_Reading passage_:
## begin
Because carbon dioxide is odorless and displaces oxygen, there is no way to tell when there is too much in the air for a space to be safe. This is why so many people are being found unconscious in closed areas, such as cars, near the pipeline explosions.
Deemmeris Debra’e Burns, who was found incapacitated in his car from the gas, still suffers from neurological issues nearly three years later.
Why is this danger growing?
These plans for expansion are causing activists to call the safety of these pipelines into play — as well as what the trade-off is in trying to reduce emissions.
The explosions are a matter of equity, too.
Many regions where the explosions and subsequent gas leaks are happening are not economically prepared to deal with the damage. Rural counties often do not have the financial capacity or resources to handle significant leaks.
Leaks and explosions may require bringing in hazmat teams and providing expensive equipment and ventilators to affected people.
What’s being done to address these concerns?
The federal government has not set any “safe zones” around the pipelines nor requires odorants to be added to the gas so people could be more aware of potential leaks, per NPR.
The U.S. Department of Transportation’s Pipeline and Hazardous Materials Safety Administration is, however, seeking $4 million in fines from the owner of the burst Mississippi pipeline, Denbury Gulf Coast Pipelines.
With more pipelines being built, there is a stronger push to hold the construction companies accountable for damages. In the case of the 2020 Mississippi leak, the government found that the company had violated existing safety rules.
But as dirty energy companies continue to value their profits over people’s health, ensuring that there are strong safeguards is critical to protecting the rural communities near these pipelines.
## end
_Exercise instructions_:
a – From the article on carbon dioxide pipelines, return the passage starting with "Many regions where" and going on through "handle significant leaks.".
b – Answer these questions using the article on carbon dioxide pipelines.
(i) Which two properties of carbon dioxide make it impossible to tell when there is too much in the air?
(ii) What do rural counties often lack for handling significant leaks?
(iii) How much in fines is the Pipeline and Hazardous Materials Safety Administration seeking from Denbury Gulf Coast Pipelines?
Work from the article on carbon dioxide pipelines alone.

_Records provided_:
## begin
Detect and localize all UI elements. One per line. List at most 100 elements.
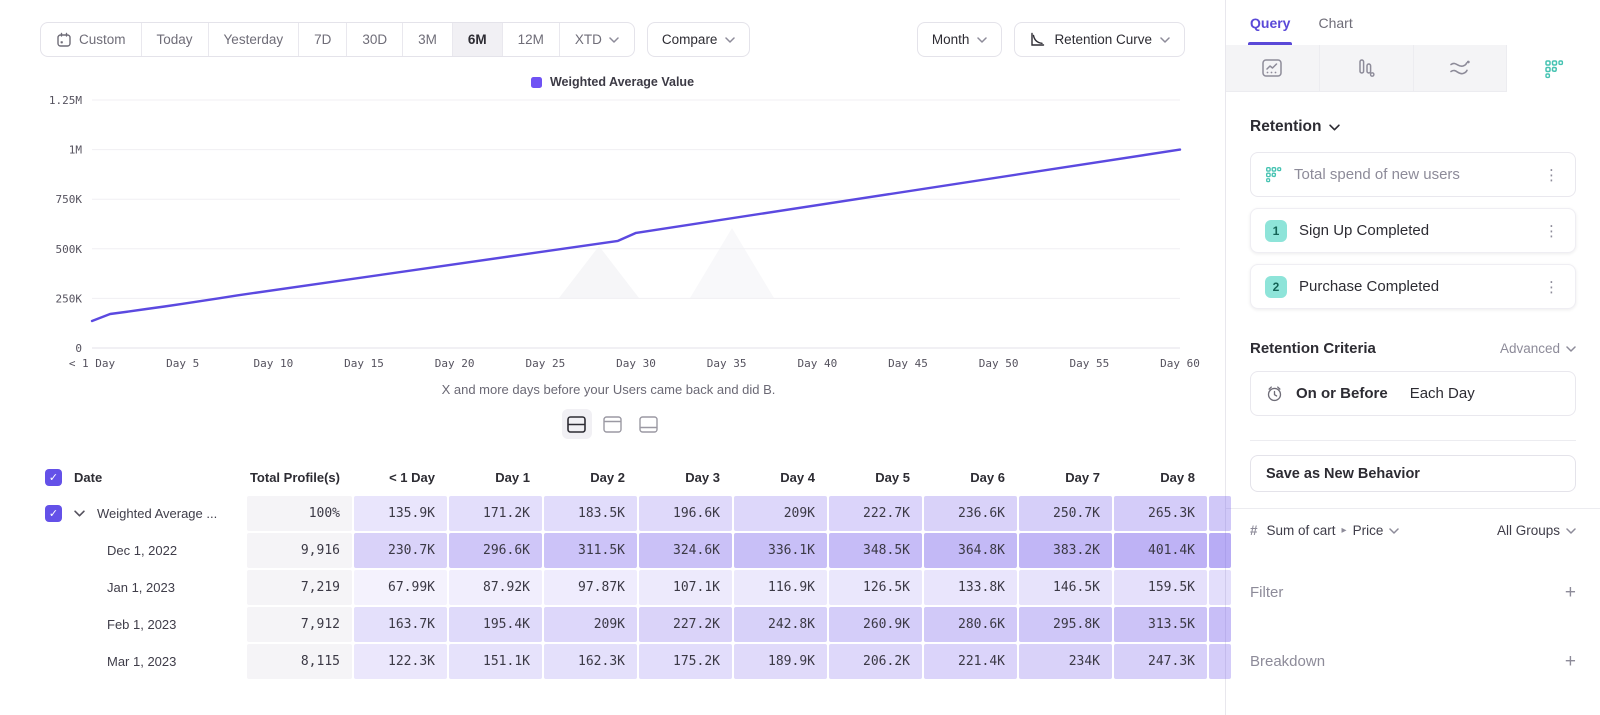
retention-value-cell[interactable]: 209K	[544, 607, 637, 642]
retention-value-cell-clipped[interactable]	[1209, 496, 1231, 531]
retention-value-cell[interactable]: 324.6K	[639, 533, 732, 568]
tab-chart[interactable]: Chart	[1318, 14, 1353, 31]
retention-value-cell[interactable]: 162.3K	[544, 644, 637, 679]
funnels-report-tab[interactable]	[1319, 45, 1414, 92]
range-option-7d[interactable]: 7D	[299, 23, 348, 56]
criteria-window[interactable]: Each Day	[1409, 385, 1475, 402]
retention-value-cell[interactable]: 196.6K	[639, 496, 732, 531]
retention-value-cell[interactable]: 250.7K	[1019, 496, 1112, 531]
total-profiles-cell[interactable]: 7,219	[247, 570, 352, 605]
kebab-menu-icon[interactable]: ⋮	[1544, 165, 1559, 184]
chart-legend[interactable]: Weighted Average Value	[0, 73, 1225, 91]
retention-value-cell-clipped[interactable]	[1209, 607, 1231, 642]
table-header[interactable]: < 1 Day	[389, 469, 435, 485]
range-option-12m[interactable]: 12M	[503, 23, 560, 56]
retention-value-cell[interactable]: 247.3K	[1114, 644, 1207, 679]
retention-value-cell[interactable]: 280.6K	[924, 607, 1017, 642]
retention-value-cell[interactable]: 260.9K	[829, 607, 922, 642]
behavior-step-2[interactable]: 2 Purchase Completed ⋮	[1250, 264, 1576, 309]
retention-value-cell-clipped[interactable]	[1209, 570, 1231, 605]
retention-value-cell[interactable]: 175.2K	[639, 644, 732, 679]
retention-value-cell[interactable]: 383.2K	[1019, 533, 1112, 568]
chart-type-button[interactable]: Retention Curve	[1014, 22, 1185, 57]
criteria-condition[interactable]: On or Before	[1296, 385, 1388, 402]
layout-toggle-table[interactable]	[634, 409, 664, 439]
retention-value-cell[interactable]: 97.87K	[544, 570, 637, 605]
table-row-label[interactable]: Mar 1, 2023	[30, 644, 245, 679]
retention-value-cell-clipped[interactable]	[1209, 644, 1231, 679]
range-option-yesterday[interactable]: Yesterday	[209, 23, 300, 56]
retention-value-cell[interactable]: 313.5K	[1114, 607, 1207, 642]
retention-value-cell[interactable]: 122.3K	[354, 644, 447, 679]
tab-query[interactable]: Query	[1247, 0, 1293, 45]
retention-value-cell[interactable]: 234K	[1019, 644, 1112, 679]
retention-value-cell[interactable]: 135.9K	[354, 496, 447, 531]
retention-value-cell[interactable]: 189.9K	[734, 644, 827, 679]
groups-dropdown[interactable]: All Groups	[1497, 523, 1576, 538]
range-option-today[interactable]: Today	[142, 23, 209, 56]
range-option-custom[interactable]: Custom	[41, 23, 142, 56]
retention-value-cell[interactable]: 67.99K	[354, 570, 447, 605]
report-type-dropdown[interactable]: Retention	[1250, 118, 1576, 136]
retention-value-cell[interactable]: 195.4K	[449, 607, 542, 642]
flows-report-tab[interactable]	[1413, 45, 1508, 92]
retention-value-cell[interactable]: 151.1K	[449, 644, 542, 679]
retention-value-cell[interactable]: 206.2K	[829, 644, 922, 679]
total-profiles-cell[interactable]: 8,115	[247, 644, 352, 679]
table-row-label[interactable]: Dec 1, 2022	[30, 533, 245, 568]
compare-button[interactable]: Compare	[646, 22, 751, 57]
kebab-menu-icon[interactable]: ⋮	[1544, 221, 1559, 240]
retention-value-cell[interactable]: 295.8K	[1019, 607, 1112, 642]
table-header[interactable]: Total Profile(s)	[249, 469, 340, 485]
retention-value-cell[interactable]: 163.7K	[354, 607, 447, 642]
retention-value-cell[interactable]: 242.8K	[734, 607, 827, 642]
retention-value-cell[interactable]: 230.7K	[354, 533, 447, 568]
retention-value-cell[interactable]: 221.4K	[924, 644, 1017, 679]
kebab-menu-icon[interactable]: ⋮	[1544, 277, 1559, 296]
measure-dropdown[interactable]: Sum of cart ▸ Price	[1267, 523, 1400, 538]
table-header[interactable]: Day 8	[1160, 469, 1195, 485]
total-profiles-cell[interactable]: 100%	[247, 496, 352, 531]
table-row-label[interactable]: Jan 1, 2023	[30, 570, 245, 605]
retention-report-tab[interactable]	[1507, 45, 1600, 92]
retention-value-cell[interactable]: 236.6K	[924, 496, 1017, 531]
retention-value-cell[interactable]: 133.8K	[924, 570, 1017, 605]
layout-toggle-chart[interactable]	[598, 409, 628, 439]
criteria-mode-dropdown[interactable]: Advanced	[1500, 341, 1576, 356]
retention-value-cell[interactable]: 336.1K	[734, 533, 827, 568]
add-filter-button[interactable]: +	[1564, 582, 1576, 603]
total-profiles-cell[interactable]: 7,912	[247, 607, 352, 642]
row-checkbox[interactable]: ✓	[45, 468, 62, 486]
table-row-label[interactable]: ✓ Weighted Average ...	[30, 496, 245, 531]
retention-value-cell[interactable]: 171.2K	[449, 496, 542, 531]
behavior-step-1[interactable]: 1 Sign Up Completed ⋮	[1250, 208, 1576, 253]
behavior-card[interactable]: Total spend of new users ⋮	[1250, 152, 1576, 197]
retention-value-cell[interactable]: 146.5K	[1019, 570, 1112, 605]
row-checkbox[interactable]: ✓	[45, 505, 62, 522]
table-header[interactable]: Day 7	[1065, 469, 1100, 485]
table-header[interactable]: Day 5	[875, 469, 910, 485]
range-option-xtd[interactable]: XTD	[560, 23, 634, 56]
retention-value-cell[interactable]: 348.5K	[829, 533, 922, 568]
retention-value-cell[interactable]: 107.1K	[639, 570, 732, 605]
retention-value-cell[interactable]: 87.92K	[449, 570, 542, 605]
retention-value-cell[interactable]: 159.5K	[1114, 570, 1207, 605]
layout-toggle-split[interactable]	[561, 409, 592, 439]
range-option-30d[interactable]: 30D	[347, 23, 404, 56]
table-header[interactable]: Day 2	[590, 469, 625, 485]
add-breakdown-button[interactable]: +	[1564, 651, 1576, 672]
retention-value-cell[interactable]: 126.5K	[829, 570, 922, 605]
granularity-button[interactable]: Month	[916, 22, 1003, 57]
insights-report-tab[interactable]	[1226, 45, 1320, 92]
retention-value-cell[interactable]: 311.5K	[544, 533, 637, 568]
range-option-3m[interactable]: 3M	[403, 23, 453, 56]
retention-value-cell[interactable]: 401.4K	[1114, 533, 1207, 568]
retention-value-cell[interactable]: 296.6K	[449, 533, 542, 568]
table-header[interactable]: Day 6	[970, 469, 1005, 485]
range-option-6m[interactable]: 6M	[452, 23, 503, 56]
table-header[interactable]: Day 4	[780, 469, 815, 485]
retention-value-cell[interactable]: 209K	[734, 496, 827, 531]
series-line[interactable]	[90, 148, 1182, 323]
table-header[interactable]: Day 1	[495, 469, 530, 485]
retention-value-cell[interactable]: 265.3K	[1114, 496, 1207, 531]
## end
_Solutions in order_:
a –
Many regions where the explosions and subsequent gas leaks are happening are not economically prepared to deal with the damage. Rural counties often do not have the financial capacity or resources to handle significant leaks.

b –
(i) It is odorless, and it displaces oxygen.
(ii) They often lack the financial capacity or resources.
(iii) $4 million